Task instructions. Pictures do not belong in the copy, so please give every entry below again exactly.
>> Begin Stored records
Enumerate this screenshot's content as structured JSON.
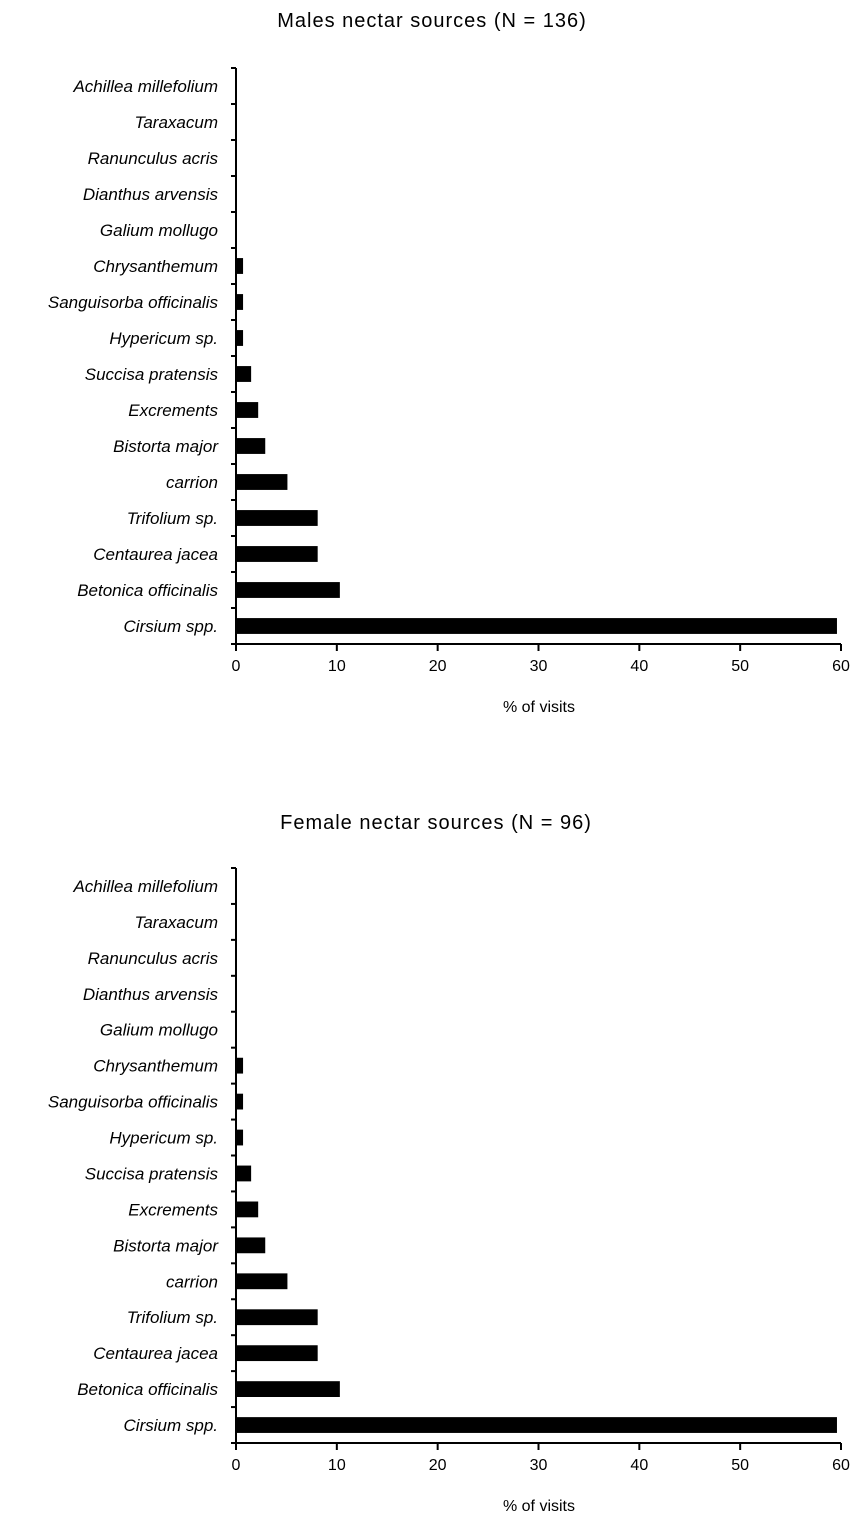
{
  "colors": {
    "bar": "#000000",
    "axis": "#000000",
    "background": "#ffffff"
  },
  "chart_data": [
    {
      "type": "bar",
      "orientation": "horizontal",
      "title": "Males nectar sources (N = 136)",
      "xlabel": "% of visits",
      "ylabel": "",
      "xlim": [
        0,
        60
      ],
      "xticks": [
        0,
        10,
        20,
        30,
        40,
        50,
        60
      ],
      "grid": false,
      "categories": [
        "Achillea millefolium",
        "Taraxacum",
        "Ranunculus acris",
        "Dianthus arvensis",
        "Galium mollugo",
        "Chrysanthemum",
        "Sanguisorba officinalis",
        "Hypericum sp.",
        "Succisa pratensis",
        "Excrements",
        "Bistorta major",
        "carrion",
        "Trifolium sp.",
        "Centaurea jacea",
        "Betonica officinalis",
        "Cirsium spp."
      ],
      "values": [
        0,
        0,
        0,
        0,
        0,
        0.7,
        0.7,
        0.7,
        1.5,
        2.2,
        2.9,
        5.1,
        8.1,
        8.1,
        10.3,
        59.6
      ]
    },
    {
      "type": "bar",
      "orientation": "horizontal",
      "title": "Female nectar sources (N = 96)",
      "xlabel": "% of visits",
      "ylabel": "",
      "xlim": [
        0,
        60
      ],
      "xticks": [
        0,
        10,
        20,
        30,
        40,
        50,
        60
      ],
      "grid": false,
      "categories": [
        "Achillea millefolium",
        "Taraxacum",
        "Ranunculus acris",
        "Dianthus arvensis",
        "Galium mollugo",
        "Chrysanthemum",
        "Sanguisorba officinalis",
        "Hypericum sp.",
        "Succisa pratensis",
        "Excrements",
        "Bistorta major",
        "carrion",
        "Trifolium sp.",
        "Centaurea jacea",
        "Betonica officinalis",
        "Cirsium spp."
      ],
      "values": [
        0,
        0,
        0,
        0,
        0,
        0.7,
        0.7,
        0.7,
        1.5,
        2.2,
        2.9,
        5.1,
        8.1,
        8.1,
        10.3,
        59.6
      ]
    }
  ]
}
>> End Stored records
Final answer.
Enumerate this screenshot's content as structured JSON.
{
  "colors": {
    "bar": "#000000",
    "axis": "#000000",
    "background": "#ffffff"
  },
  "chart_data": [
    {
      "type": "bar",
      "orientation": "horizontal",
      "title": "Males nectar sources (N = 136)",
      "xlabel": "% of visits",
      "ylabel": "",
      "xlim": [
        0,
        60
      ],
      "xticks": [
        0,
        10,
        20,
        30,
        40,
        50,
        60
      ],
      "grid": false,
      "categories": [
        "Achillea millefolium",
        "Taraxacum",
        "Ranunculus acris",
        "Dianthus arvensis",
        "Galium mollugo",
        "Chrysanthemum",
        "Sanguisorba officinalis",
        "Hypericum sp.",
        "Succisa pratensis",
        "Excrements",
        "Bistorta major",
        "carrion",
        "Trifolium sp.",
        "Centaurea jacea",
        "Betonica officinalis",
        "Cirsium spp."
      ],
      "values": [
        0,
        0,
        0,
        0,
        0,
        0.7,
        0.7,
        0.7,
        1.5,
        2.2,
        2.9,
        5.1,
        8.1,
        8.1,
        10.3,
        59.6
      ]
    },
    {
      "type": "bar",
      "orientation": "horizontal",
      "title": "Female nectar sources (N = 96)",
      "xlabel": "% of visits",
      "ylabel": "",
      "xlim": [
        0,
        60
      ],
      "xticks": [
        0,
        10,
        20,
        30,
        40,
        50,
        60
      ],
      "grid": false,
      "categories": [
        "Achillea millefolium",
        "Taraxacum",
        "Ranunculus acris",
        "Dianthus arvensis",
        "Galium mollugo",
        "Chrysanthemum",
        "Sanguisorba officinalis",
        "Hypericum sp.",
        "Succisa pratensis",
        "Excrements",
        "Bistorta major",
        "carrion",
        "Trifolium sp.",
        "Centaurea jacea",
        "Betonica officinalis",
        "Cirsium spp."
      ],
      "values": [
        0,
        0,
        0,
        0,
        0,
        0.7,
        0.7,
        0.7,
        1.5,
        2.2,
        2.9,
        5.1,
        8.1,
        8.1,
        10.3,
        59.6
      ]
    }
  ]
}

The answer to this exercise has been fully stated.